Your instructions: Collect every line that includes the string "document".

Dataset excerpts
----
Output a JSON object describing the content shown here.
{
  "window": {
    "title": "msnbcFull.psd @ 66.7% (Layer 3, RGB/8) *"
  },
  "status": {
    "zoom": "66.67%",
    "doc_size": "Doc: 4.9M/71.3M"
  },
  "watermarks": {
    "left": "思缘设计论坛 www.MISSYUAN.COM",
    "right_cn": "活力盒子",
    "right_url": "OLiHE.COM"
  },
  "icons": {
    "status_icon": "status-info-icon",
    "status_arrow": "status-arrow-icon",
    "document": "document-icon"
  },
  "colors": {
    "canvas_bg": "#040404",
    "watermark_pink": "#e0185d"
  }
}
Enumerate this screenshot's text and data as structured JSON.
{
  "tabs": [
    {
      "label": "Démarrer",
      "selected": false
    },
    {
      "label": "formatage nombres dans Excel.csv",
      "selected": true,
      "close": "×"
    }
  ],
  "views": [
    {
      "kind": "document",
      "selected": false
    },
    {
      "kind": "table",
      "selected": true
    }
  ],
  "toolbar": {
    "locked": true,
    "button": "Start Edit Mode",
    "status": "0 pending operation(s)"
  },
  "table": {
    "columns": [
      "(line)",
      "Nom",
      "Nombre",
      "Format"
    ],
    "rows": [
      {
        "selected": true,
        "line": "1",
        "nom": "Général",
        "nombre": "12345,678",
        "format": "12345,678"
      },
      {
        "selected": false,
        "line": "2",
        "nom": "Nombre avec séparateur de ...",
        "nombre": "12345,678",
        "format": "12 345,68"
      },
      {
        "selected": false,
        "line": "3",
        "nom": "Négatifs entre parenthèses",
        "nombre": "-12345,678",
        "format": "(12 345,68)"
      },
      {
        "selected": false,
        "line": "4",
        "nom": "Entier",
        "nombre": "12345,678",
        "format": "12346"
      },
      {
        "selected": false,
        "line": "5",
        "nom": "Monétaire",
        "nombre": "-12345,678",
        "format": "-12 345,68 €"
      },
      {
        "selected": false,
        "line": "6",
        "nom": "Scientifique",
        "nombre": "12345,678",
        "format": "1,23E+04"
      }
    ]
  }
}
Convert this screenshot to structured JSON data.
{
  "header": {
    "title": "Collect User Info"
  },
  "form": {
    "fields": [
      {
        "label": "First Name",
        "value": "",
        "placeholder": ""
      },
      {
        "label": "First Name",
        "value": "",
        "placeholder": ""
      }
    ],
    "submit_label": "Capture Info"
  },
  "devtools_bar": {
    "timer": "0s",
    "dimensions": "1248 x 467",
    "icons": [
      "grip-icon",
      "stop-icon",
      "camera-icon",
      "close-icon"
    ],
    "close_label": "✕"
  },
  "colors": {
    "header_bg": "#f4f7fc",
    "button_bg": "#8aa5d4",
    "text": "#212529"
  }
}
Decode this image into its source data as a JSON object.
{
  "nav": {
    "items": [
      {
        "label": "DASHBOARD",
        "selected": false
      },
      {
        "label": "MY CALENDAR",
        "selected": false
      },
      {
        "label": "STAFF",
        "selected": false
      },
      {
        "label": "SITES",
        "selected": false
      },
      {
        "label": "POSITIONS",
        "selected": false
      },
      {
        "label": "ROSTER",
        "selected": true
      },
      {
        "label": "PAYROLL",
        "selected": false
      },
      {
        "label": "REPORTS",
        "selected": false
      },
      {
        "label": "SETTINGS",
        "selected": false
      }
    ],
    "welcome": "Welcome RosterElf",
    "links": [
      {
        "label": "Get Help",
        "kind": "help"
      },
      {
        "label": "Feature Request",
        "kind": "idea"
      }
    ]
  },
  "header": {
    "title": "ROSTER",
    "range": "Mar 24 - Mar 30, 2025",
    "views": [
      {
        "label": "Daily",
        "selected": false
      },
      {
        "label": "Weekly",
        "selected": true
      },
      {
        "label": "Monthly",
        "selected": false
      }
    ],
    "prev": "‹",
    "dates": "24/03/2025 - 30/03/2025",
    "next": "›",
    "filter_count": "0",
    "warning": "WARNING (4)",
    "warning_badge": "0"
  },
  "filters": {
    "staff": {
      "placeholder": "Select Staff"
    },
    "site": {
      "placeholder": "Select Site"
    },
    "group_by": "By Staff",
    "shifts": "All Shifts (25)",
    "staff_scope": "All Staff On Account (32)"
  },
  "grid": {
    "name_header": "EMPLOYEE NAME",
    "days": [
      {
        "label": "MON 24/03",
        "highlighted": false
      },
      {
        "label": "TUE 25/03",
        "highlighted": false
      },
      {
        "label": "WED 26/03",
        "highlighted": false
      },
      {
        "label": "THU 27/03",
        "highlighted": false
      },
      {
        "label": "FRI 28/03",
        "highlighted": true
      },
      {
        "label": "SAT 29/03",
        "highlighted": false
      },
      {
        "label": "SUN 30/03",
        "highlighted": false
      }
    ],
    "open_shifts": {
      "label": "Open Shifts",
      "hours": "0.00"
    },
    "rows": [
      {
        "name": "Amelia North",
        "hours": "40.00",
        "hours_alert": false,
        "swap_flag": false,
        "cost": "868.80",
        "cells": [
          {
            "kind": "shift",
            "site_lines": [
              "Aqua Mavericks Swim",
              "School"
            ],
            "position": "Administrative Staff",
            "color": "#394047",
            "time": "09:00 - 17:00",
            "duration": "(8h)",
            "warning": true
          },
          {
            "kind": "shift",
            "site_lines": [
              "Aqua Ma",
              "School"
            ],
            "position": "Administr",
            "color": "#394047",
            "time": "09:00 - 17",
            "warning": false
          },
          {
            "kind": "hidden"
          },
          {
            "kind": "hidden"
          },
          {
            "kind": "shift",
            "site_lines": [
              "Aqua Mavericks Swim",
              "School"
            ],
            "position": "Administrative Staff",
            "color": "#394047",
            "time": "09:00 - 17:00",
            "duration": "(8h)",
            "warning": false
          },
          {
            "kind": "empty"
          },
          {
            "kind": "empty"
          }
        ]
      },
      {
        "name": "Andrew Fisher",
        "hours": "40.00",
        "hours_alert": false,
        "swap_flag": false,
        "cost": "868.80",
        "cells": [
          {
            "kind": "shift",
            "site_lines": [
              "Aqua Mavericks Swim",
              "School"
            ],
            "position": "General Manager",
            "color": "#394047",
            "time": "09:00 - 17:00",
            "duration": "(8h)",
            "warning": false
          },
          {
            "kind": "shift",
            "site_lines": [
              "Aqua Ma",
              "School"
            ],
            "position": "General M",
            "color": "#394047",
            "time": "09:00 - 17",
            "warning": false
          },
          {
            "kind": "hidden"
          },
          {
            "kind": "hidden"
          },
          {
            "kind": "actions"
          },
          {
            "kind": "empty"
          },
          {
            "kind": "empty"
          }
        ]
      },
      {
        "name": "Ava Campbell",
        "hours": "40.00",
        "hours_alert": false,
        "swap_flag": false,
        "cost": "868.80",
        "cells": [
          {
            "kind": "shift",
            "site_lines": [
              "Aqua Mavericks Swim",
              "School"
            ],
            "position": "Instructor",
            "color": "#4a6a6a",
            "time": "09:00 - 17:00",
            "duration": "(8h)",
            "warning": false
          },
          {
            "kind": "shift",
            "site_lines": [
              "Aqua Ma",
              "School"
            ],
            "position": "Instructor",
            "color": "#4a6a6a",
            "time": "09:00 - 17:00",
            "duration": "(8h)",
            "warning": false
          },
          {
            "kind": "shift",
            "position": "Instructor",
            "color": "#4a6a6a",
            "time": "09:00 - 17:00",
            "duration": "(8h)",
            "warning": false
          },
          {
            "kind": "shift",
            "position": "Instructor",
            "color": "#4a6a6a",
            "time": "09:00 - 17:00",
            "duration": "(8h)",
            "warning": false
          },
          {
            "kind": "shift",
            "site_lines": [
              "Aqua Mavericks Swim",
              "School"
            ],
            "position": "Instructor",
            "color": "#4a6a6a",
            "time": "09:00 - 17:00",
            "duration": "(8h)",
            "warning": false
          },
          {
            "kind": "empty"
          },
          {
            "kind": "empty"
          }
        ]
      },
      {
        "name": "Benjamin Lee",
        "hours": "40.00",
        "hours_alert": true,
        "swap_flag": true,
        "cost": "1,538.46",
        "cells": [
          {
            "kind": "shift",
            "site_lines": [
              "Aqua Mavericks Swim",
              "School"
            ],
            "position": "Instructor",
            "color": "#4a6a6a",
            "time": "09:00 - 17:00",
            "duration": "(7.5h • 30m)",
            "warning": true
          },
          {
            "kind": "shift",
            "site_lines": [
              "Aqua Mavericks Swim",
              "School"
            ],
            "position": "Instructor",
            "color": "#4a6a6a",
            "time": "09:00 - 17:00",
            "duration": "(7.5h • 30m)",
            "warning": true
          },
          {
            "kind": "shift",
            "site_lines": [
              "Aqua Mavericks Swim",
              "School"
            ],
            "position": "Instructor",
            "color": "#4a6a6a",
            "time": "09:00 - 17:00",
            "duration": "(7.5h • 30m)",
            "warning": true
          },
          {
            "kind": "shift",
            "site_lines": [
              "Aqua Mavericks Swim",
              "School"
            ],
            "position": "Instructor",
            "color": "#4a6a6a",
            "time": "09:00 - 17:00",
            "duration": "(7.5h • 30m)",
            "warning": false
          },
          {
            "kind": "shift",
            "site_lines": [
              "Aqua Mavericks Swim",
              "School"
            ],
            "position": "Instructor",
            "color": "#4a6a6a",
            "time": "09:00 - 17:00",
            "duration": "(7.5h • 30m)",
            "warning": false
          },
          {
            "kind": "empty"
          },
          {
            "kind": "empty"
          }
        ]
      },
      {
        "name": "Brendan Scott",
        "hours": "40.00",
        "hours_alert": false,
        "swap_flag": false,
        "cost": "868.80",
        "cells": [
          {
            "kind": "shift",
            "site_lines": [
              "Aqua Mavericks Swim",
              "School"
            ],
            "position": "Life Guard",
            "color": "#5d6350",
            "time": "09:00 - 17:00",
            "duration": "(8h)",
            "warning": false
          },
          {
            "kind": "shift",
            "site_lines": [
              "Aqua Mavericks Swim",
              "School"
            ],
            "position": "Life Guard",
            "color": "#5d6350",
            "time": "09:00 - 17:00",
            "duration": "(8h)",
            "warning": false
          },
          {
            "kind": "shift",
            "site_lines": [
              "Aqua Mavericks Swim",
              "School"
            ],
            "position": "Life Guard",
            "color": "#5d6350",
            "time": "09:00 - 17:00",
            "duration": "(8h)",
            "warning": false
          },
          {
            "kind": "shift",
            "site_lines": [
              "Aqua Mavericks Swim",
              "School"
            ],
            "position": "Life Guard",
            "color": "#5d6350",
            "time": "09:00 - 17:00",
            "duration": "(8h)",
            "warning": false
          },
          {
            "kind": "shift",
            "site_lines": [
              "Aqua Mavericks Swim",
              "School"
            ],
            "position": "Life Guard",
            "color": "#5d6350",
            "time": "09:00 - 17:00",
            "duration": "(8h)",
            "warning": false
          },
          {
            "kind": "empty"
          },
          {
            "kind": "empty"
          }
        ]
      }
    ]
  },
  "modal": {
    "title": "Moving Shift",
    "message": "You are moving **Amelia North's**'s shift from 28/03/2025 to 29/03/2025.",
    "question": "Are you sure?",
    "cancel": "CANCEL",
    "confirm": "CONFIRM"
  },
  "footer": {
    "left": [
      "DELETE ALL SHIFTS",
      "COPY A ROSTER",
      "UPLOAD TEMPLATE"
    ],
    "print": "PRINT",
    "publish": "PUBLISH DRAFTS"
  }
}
----
Result for this task:
    "document": "document-icon"
      "kind": "document",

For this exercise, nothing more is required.